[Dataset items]
* * * * *

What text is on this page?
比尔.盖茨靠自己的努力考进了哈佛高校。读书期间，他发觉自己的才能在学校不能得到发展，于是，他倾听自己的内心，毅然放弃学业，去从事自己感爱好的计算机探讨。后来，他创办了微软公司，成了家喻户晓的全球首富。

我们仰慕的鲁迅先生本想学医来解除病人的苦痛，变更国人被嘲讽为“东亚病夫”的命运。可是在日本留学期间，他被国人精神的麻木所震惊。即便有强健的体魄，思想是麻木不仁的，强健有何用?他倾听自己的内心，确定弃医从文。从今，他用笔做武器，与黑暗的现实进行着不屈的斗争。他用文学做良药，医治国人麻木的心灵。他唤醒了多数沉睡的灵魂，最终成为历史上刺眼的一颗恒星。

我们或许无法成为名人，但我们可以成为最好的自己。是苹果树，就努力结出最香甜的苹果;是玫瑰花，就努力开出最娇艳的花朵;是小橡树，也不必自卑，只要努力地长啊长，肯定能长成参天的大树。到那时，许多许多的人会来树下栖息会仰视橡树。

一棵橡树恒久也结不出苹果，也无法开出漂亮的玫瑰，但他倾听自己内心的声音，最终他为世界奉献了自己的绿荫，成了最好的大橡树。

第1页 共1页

* * * * *

__Problem requirements__
Write out the entries in full, exactly as given.

__Answer to this problem__
What text is on this page?
比尔.盖茨靠自己的努力考进了哈佛高校。读书期间，他发觉自己的才能在学校不能得到发展，于是，他倾听自己的内心，毅然放弃学业，去从事自己感爱好的计算机探讨。后来，他创办了微软公司，成了家喻户晓的全球首富。

我们仰慕的鲁迅先生本想学医来解除病人的苦痛，变更国人被嘲讽为“东亚病夫”的命运。可是在日本留学期间，他被国人精神的麻木所震惊。即便有强健的体魄，思想是麻木不仁的，强健有何用?他倾听自己的内心，确定弃医从文。从今，他用笔做武器，与黑暗的现实进行着不屈的斗争。他用文学做良药，医治国人麻木的心灵。他唤醒了多数沉睡的灵魂，最终成为历史上刺眼的一颗恒星。

我们或许无法成为名人，但我们可以成为最好的自己。是苹果树，就努力结出最香甜的苹果;是玫瑰花，就努力开出最娇艳的花朵;是小橡树，也不必自卑，只要努力地长啊长，肯定能长成参天的大树。到那时，许多许多的人会来树下栖息会仰视橡树。

一棵橡树恒久也结不出苹果，也无法开出漂亮的玫瑰，但他倾听自己内心的声音，最终他为世界奉献了自己的绿荫，成了最好的大橡树。

第1页 共1页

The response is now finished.